— Start of Text extract —

One of the great aspects of chilies is their versatility. They can be used and preserved in many ways.
Before adding them to the rub for your next slow cooked pork roast, or mixed into a big dish of chicken chilaquiles, learn how to preserve them!
There are many methods for preserving the peppers that include everything from pickling to freezing.
But for the best long term preservation, dehydration is the preferred method. The following information provides tips and trick on how to dehydrate chili peppers, for maximum use and safe storage.
Chili peppers can be dehydrated by hanging them outside, drying them slowly in a low-temperature oven, or in a food dehydrator.
However, using a food dehydrator is the best method for several reasons. Chilies that are hung outside will often not dehydrate evenly, especially in very humid climates, and they can be ruined by mold and mildew.
Although placing them in an oven at a low temperature will dry them, this method often tends to cook them instead, which can easily turn the flesh a dark color. A good electric food dehydrator will assure that the peppers are dried evenly, and that the flesh retains its natural color.
Before dehydrating the chili peppers, there are several things to keep in mind. First and foremost, handle them very carefully – especially the hotter varieties! Wash your hands often during handling, and never place your hands near your nose or eyes after cutting.
Pepper spray is made from the essence of hot chilies, and their natural juices can have the same effect on your nose, eyes, and throat.
Second, keep in mind that green chilies do not dehydrate well. They turn black instead, and rot easily during the drying process. The only good way to dry the green fruit is by using the pasado technique, which involves roasting on a grill and removing the flesh.
Before preparing the peppers for dehydration, sort through them and remove any with black spots, as these will usually become moldy or rot even after dehydration. Always wash the peppers thoroughly when you’re preparing them.
All chilies must be cut in half or cut into strips for proper dehydration. Leaving the stems, pith, and seeds in place is a matter of personal choice. Keeping the seeds will result in a hotter finished product.
Set the temperature on the dehydrator to between 113 and 122°F, and preheat for about ten minutes. Always place the peppers inside-up on the tray.
The length of drying time will vary based on many factors. These include the amount and type of chilies you are drying, external temperatures and humidity levels, the altitude of the area in which you live, and the power of the dehydrator.
Don’t worry that you will dry them too long. Dehydrating is a slow process. It normally takes at least eight hours for most varieties to dehydrate. You will know they are dried when they snap instead of bending with a rubbery feel.
You should be able to find more information on drying times and proper temperature settings in the instruction manual that came with your dehydrator.
After the chilies are dried, they are best stored in airtight containers, placed away from direct sunlight. Adding oxygen absorbers and dessicant packets can help to preserve them even longer.
It is important to keep dried peppers away from moisture and sunlight, as both of these elements can shorten shelf life. A good spice rack that’s built to keep these out, or that’s kept in a dark, cool drawer or cabinet can help. Check out Foodal’s review of the best models.
Unless you intend to freeze them, do not store dried peppers in plastic bags. Most of these will allow oxygen to pass through, which will break down the dried fruit very quickly, due to oxidation. Mylar is a better alternative, or try sealing them in Mason jars.

— End of Text extract —

▸ **Exercise requirements**: From the article on dehydrating chili peppers above, extract verbatim the passage that opens with the words "Unless you intend" and ends with the words "in Mason jars.".

— Start of Records shown —

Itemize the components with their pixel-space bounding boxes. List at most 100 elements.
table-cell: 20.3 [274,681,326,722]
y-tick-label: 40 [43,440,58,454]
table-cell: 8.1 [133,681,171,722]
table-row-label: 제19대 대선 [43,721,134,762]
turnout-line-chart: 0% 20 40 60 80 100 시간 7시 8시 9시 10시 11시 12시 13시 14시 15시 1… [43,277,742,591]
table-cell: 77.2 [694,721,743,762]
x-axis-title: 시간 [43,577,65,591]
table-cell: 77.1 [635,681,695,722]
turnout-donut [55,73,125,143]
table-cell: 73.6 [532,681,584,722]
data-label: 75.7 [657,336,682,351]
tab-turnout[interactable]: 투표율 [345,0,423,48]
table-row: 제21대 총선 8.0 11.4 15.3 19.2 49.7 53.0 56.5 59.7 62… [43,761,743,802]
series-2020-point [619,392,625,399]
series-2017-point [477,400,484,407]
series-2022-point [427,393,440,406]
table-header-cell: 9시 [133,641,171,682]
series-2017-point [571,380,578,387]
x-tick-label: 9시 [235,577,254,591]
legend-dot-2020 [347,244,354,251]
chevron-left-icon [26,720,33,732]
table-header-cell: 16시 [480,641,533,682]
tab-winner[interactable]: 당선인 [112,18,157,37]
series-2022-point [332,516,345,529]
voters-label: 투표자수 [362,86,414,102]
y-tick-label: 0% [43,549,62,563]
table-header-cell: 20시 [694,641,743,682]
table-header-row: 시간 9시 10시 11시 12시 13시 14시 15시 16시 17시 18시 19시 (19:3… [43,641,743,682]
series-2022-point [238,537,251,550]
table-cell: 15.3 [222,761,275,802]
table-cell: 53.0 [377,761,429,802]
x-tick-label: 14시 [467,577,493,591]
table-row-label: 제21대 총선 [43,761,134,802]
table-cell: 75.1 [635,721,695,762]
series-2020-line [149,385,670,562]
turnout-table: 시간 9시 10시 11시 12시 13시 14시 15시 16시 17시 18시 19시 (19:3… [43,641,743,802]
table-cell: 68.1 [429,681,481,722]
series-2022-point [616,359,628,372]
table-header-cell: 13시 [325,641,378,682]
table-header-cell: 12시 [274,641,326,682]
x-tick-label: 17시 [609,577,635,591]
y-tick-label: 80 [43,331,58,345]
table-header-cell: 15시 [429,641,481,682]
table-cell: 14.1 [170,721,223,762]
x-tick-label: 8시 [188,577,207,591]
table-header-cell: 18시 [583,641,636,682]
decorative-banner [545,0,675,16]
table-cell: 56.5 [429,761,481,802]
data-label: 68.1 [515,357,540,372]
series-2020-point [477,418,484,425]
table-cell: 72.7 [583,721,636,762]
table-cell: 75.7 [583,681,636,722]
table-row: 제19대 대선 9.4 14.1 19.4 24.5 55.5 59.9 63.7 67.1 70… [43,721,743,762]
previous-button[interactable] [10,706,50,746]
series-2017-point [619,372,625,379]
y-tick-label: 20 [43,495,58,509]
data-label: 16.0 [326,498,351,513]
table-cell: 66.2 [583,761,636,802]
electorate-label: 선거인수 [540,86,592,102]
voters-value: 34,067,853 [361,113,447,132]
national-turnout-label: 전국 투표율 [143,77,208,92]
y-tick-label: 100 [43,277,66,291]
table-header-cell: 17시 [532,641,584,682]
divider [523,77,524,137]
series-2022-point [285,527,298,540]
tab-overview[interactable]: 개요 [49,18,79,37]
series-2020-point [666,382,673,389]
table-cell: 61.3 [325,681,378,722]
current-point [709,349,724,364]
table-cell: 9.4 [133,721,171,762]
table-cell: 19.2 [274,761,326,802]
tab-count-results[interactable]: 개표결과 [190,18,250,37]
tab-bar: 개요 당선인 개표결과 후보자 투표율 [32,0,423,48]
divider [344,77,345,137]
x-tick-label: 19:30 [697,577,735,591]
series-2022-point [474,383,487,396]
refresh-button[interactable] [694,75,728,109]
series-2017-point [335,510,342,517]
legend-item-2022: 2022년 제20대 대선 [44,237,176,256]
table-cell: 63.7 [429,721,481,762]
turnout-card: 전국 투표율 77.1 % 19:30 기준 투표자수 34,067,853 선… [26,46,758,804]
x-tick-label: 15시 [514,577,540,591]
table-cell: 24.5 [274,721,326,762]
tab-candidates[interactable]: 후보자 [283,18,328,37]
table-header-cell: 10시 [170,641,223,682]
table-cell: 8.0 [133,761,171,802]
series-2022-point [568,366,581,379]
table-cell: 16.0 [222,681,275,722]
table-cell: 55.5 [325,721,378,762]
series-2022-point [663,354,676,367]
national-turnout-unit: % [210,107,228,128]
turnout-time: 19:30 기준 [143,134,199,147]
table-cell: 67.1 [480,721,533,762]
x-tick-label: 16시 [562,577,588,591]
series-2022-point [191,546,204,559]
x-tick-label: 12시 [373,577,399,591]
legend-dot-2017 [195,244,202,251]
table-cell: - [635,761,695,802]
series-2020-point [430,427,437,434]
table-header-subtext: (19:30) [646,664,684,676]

— End of Records shown —

▸ **The answer**:
Unless you intend to freeze them, do not store dried peppers in plastic bags. Most of these will allow oxygen to pass through, which will break down the dried fruit very quickly, due to oxidation. Mylar is a better alternative, or try sealing them in Mason jars.